TASK PROMPT
Repeat exactly each line of the data provided below.

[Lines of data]
= = = = = = =

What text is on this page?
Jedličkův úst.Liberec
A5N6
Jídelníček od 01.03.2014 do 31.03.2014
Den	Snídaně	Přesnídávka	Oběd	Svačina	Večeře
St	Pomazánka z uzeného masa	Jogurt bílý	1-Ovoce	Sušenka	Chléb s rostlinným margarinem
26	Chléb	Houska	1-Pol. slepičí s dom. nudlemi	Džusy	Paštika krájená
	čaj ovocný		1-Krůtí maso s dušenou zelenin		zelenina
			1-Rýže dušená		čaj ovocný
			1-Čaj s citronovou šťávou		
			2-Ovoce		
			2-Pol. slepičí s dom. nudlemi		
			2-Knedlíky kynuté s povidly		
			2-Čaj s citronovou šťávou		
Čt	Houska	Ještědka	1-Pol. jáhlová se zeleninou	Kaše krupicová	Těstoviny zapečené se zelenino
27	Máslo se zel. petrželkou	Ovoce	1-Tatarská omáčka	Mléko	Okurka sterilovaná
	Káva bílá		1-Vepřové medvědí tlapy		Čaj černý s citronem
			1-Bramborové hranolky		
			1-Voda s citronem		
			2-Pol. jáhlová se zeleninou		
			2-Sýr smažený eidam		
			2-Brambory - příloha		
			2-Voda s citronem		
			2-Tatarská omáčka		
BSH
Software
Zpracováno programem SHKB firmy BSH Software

= = = = = = =

CORRECT RESPONSE
What text is on this page?
Jedličkův úst.Liberec
A5N6
Jídelníček od 01.03.2014 do 31.03.2014
Den	Snídaně	Přesnídávka	Oběd	Svačina	Večeře
St	Pomazánka z uzeného masa	Jogurt bílý	1-Ovoce	Sušenka	Chléb s rostlinným margarinem
26	Chléb	Houska	1-Pol. slepičí s dom. nudlemi	Džusy	Paštika krájená
	čaj ovocný		1-Krůtí maso s dušenou zelenin		zelenina
			1-Rýže dušená		čaj ovocný
			1-Čaj s citronovou šťávou		
			2-Ovoce		
			2-Pol. slepičí s dom. nudlemi		
			2-Knedlíky kynuté s povidly		
			2-Čaj s citronovou šťávou		
Čt	Houska	Ještědka	1-Pol. jáhlová se zeleninou	Kaše krupicová	Těstoviny zapečené se zelenino
27	Máslo se zel. petrželkou	Ovoce	1-Tatarská omáčka	Mléko	Okurka sterilovaná
	Káva bílá		1-Vepřové medvědí tlapy		Čaj černý s citronem
			1-Bramborové hranolky		
			1-Voda s citronem		
			2-Pol. jáhlová se zeleninou		
			2-Sýr smažený eidam		
			2-Brambory - příloha		
			2-Voda s citronem		
			2-Tatarská omáčka		
BSH
Software
Zpracováno programem SHKB firmy BSH Software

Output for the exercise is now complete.